*TASK DIRECTIONS*: Copy out all the lines in the records that include the word "Trudeau".

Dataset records
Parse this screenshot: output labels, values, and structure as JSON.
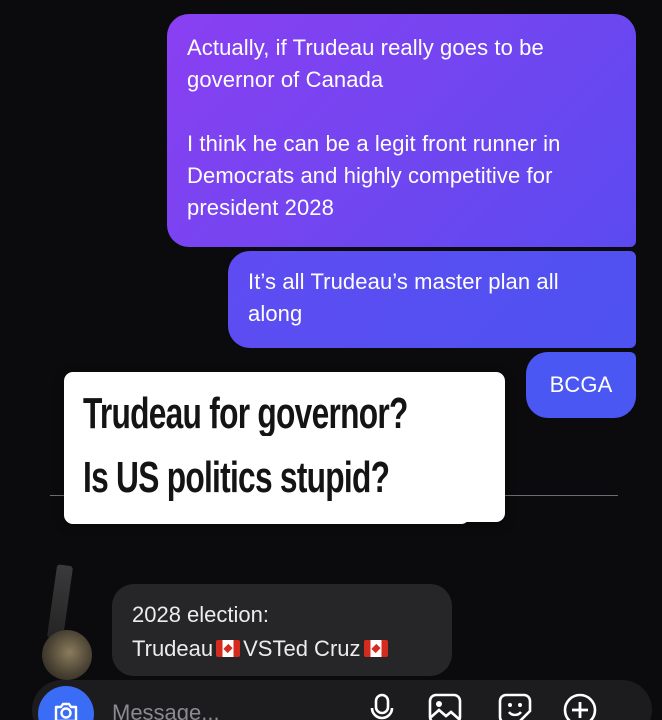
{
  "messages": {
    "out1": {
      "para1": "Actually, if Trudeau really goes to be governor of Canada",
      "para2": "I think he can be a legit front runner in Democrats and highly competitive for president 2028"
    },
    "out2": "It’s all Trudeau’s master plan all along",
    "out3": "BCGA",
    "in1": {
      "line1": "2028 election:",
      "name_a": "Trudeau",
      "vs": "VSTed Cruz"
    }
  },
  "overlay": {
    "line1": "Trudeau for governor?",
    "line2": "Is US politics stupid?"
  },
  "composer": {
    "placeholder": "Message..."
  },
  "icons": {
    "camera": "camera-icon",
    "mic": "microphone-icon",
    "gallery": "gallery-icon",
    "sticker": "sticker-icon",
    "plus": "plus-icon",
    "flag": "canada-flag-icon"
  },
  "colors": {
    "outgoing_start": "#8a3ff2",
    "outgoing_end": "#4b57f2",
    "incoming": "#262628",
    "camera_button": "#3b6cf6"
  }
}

*SOLUTION FOR THIS PROBLEM*:
      "para1": "Actually, if Trudeau really goes to be governor of Canada",
    "out2": "It’s all Trudeau’s master plan all along",
      "name_a": "Trudeau",
    "line1": "Trudeau for governor?",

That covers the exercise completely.